Document passage.
__________________________________________________
International Consultation on Incontinence Questionnaire in Overactive Bladder (ICIQ-OAB)
This questionnaire was used to determine the severity score of urinary symptoms. Four of the components of this questionnaire were used, that is, the frequency of urination during the day and night and the level of discomfort and the patient’s urgency to go to the toilet and the level of discomfort. The translation and localization of the questionnaire, which has acceptable validity and reliability (0.728), were performed by Sari Motlagh et al. (2015). Each question of this questionnaire has five options, scored from 0 to 4, and the total score is calculated for all questions.
Multiple Sclerosis Quality of Life Questionnaire-54 (MSQOL-54)
The minimum and maximum scores of QOL in this questionnaire were 0 and 100, respectively, with higher scores indicating higher QOL. The 12 dimensions of this questionnaire are divided into two general dimensions: (1) physical health, including the dimensions of role limitations related to physical problems, physical health, physical pain, vitality, perception of health, and sexual performance; and (2) mental health, including the dimensions of role limitations related to mental problems, subjective vitality, social function, health problems, and life satisfaction. This scale was designed for MS patients by Barbara Vickery at the University of California in 1995. Its validity (content and concurrent validity) has been confirmed in different studies outside (Fjorback et al., 2007; Mayer and Howard, 2008) and inside Iran (Olujide and O’Sullivan, 2005; Tornic and Panicker, 2018). The reliability of this tool was confirmed with a correlation coefficient of 0.86.
The MSQOL-54 contains 54 questions, 18 of which pertain to 14 areas specific to MS (i.e., physical function, role limitations due to physical problems, role limitations due to mental problems, social function, health stress, sexual function, satisfaction with sexual function, pain, energy, perception of health, overall QOL, health changes, cognitive function, and psychological wellbeing); also, 36 questions are related to general QOL. Each question has two to seven options and is rated on a Likert scale. Finally, the score of QOL is determined by combining the scores of the two areas; these two areas include “physical health” and “spiritual-psychological health.” The scores of all 14 areas and two combined areas are in the range of 0–100, with higher scores indicating a better status.
International Consultation on Incontinence Questionnaire–Urinary Incontinence Short Form (ICIQ-UI SF)
__________________________________________________
Recorded information.
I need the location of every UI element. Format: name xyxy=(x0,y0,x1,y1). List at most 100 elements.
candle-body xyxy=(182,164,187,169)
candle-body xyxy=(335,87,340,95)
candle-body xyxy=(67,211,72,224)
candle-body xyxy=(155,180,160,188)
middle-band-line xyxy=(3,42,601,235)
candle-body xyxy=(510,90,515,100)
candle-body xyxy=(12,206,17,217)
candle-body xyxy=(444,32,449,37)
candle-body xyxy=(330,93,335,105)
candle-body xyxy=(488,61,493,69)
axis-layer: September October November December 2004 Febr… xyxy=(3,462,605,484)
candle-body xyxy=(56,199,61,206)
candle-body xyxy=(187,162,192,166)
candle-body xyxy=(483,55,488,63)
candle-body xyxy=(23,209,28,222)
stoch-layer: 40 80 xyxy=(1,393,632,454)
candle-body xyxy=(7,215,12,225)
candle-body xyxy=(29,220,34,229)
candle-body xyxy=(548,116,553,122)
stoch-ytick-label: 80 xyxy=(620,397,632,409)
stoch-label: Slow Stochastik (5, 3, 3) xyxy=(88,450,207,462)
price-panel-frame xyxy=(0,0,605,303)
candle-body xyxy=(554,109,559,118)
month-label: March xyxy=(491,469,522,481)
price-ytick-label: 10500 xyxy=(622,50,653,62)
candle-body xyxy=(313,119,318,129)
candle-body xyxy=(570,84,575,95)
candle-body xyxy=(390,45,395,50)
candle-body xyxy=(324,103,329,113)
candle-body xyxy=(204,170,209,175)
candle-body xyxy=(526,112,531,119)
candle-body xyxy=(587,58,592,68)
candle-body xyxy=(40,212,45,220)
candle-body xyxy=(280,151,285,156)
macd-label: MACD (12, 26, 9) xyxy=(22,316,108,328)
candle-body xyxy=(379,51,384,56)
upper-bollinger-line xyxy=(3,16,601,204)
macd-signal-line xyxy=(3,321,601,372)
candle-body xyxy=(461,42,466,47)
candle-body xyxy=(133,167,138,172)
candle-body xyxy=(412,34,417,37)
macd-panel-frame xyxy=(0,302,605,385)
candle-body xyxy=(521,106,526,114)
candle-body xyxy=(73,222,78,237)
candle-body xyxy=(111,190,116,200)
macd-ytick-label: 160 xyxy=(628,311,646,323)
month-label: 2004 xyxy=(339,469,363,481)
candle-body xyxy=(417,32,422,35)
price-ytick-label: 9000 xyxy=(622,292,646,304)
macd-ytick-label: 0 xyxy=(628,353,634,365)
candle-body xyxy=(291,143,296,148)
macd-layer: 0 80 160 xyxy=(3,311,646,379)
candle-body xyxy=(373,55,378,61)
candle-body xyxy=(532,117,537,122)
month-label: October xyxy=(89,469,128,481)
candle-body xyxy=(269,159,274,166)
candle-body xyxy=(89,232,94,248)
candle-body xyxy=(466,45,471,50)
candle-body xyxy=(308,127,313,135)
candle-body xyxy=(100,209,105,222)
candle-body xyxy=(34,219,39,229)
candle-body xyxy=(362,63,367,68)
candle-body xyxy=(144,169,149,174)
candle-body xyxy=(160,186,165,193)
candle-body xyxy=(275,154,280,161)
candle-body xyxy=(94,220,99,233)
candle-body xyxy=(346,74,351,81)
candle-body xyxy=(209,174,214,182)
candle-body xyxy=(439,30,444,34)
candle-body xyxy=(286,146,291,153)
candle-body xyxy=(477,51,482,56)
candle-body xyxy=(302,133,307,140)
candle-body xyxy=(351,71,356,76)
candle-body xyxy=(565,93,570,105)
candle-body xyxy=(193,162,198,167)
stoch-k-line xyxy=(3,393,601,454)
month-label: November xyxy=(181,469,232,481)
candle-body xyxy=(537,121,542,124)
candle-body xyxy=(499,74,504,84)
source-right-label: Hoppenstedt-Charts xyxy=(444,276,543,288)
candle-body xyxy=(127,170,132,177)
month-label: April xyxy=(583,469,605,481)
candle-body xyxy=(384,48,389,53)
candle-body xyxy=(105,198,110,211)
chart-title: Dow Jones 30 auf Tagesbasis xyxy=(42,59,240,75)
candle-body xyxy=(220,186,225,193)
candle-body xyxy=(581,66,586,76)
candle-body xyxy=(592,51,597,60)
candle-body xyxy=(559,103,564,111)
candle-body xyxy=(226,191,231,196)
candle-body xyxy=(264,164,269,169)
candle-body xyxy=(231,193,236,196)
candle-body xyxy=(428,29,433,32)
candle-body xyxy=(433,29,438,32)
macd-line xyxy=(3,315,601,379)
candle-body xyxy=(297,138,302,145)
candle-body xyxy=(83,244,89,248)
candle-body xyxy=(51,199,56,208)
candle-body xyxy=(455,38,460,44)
__________________________________________________
Continue the passage describing the study's questionnaires from the point where it stops.

Answer section.
The validity and reliability of this standard questionnaire were evaluated by Hajebrahimi et al., 2012 in Iran. This questionnaire contains six questions on an individual’s status in the last 4 weeks. Questions 1 and 2 are demographic questions; question 3 pertains to the frequency of urinary incontinence; question 4 measures the amount of urinary leakage; and question 5 measures its impact on QOL. The scores of questions 5, 4, and 2 represent the patient’s real score; question 6 pertains to the time and type of urinary leakage, which was not considered in this study. The total score of the questionnaire ranges from 0 to 21 (mild, 5–1; moderate, 12–6; severe, 18–13; and very severe, 21–19), with higher scores indicating an increase in the intensity of urinary incontinence. The questionnaire was self-administered; if the respondent was illiterate, it was completed with the researcher’s assistance.
Drug intervention
Oral tablets of solifenacin succinate (5 mg), under the brand name “V-SOL” (Dr. Abidi Pharmaceuticals, Tehran, Iran), were used for drug treatment. This drug, produced in 2004, is one of the antimuscarinic agents, which functions by reducing the bladder contractions. It was initially prescribed at a dose of 5 mg daily for 4 weeks. Its dose was then increased to 10 mg per day (5 mg twice a day) and continued for 12 weeks.
Posterior tibial nerve stimulation
Electrical stimulation of the posterior tibial nerve was performed using a two-channel TENS 710 device (model 1395, Iran). The characteristics of the current were as follows: intensity, 0.5–10 mA; frequency, 20 Hz; and pulse length, 200 μm. The current intensity increased up to the threshold of motor nerve stimulation, which was determined by the big toe flexion. So far, no studies have reported any side effects for the surface electrical stimulation of the posterior tibial nerve. To perform electrical stimulation, a negative electrode (cathode) was placed behind the inner ankle of the body, and a positive electrode (anode) was placed 10 cm above the cathode. Twelve posterior tibial nerve stimulation sessions (30 min per session) were held over 12 weeks (one session per week).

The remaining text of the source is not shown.